Copy the records below exactly as they appear.

* **Exercise material**:
----------------

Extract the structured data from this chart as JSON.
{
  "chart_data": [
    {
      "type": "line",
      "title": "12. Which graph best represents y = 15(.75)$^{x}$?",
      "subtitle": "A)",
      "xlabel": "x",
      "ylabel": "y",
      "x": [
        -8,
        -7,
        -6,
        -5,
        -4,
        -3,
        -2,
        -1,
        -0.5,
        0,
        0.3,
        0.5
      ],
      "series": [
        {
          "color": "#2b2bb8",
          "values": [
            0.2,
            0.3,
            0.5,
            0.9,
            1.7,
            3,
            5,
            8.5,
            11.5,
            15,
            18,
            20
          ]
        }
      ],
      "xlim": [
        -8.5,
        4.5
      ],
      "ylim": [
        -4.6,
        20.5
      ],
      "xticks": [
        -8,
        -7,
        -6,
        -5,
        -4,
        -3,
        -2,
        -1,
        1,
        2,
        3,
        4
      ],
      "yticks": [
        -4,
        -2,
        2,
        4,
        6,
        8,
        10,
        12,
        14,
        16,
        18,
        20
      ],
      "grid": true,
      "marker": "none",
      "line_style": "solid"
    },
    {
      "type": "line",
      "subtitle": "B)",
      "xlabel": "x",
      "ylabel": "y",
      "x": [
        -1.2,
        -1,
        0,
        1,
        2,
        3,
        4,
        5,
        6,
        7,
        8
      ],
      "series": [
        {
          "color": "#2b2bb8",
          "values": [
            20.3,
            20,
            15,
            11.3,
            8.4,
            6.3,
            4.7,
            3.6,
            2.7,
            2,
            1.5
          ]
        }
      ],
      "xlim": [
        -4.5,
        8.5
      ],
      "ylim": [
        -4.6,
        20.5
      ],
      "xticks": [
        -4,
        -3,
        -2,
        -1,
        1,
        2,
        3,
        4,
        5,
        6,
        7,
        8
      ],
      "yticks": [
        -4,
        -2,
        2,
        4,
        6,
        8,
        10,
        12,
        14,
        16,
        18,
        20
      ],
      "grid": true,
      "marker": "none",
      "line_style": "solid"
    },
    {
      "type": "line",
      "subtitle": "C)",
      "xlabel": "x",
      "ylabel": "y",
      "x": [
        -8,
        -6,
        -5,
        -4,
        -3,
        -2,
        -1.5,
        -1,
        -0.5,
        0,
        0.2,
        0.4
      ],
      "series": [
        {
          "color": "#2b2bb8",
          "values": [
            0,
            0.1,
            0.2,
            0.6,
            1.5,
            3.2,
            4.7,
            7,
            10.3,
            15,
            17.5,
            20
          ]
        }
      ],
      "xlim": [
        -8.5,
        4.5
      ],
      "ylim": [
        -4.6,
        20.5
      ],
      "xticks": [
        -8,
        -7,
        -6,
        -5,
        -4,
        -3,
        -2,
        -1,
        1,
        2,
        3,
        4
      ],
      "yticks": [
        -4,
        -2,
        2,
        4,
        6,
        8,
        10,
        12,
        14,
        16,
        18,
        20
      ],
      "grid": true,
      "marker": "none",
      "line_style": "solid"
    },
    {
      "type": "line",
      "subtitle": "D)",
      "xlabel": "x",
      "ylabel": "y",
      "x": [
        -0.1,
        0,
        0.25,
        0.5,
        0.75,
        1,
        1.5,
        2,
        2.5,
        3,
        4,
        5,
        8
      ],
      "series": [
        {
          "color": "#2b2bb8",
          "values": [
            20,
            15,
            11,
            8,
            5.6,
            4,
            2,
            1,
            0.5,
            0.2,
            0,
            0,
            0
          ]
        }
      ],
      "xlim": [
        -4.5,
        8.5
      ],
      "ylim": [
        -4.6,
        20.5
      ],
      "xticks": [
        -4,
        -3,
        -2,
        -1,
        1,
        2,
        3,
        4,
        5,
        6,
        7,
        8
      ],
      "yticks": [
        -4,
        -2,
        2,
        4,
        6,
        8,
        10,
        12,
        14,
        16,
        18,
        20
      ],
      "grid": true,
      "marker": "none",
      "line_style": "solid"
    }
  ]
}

----------------

* **Task output**:
Extract the structured data from this chart as JSON.
{
  "chart_data": [
    {
      "type": "line",
      "title": "12. Which graph best represents y = 15(.75)$^{x}$?",
      "subtitle": "A)",
      "xlabel": "x",
      "ylabel": "y",
      "x": [
        -8,
        -7,
        -6,
        -5,
        -4,
        -3,
        -2,
        -1,
        -0.5,
        0,
        0.3,
        0.5
      ],
      "series": [
        {
          "color": "#2b2bb8",
          "values": [
            0.2,
            0.3,
            0.5,
            0.9,
            1.7,
            3,
            5,
            8.5,
            11.5,
            15,
            18,
            20
          ]
        }
      ],
      "xlim": [
        -8.5,
        4.5
      ],
      "ylim": [
        -4.6,
        20.5
      ],
      "xticks": [
        -8,
        -7,
        -6,
        -5,
        -4,
        -3,
        -2,
        -1,
        1,
        2,
        3,
        4
      ],
      "yticks": [
        -4,
        -2,
        2,
        4,
        6,
        8,
        10,
        12,
        14,
        16,
        18,
        20
      ],
      "grid": true,
      "marker": "none",
      "line_style": "solid"
    },
    {
      "type": "line",
      "subtitle": "B)",
      "xlabel": "x",
      "ylabel": "y",
      "x": [
        -1.2,
        -1,
        0,
        1,
        2,
        3,
        4,
        5,
        6,
        7,
        8
      ],
      "series": [
        {
          "color": "#2b2bb8",
          "values": [
            20.3,
            20,
            15,
            11.3,
            8.4,
            6.3,
            4.7,
            3.6,
            2.7,
            2,
            1.5
          ]
        }
      ],
      "xlim": [
        -4.5,
        8.5
      ],
      "ylim": [
        -4.6,
        20.5
      ],
      "xticks": [
        -4,
        -3,
        -2,
        -1,
        1,
        2,
        3,
        4,
        5,
        6,
        7,
        8
      ],
      "yticks": [
        -4,
        -2,
        2,
        4,
        6,
        8,
        10,
        12,
        14,
        16,
        18,
        20
      ],
      "grid": true,
      "marker": "none",
      "line_style": "solid"
    },
    {
      "type": "line",
      "subtitle": "C)",
      "xlabel": "x",
      "ylabel": "y",
      "x": [
        -8,
        -6,
        -5,
        -4,
        -3,
        -2,
        -1.5,
        -1,
        -0.5,
        0,
        0.2,
        0.4
      ],
      "series": [
        {
          "color": "#2b2bb8",
          "values": [
            0,
            0.1,
            0.2,
            0.6,
            1.5,
            3.2,
            4.7,
            7,
            10.3,
            15,
            17.5,
            20
          ]
        }
      ],
      "xlim": [
        -8.5,
        4.5
      ],
      "ylim": [
        -4.6,
        20.5
      ],
      "xticks": [
        -8,
        -7,
        -6,
        -5,
        -4,
        -3,
        -2,
        -1,
        1,
        2,
        3,
        4
      ],
      "yticks": [
        -4,
        -2,
        2,
        4,
        6,
        8,
        10,
        12,
        14,
        16,
        18,
        20
      ],
      "grid": true,
      "marker": "none",
      "line_style": "solid"
    },
    {
      "type": "line",
      "subtitle": "D)",
      "xlabel": "x",
      "ylabel": "y",
      "x": [
        -0.1,
        0,
        0.25,
        0.5,
        0.75,
        1,
        1.5,
        2,
        2.5,
        3,
        4,
        5,
        8
      ],
      "series": [
        {
          "color": "#2b2bb8",
          "values": [
            20,
            15,
            11,
            8,
            5.6,
            4,
            2,
            1,
            0.5,
            0.2,
            0,
            0,
            0
          ]
        }
      ],
      "xlim": [
        -4.5,
        8.5
      ],
      "ylim": [
        -4.6,
        20.5
      ],
      "xticks": [
        -4,
        -3,
        -2,
        -1,
        1,
        2,
        3,
        4,
        5,
        6,
        7,
        8
      ],
      "yticks": [
        -4,
        -2,
        2,
        4,
        6,
        8,
        10,
        12,
        14,
        16,
        18,
        20
      ],
      "grid": true,
      "marker": "none",
      "line_style": "solid"
    }
  ]
}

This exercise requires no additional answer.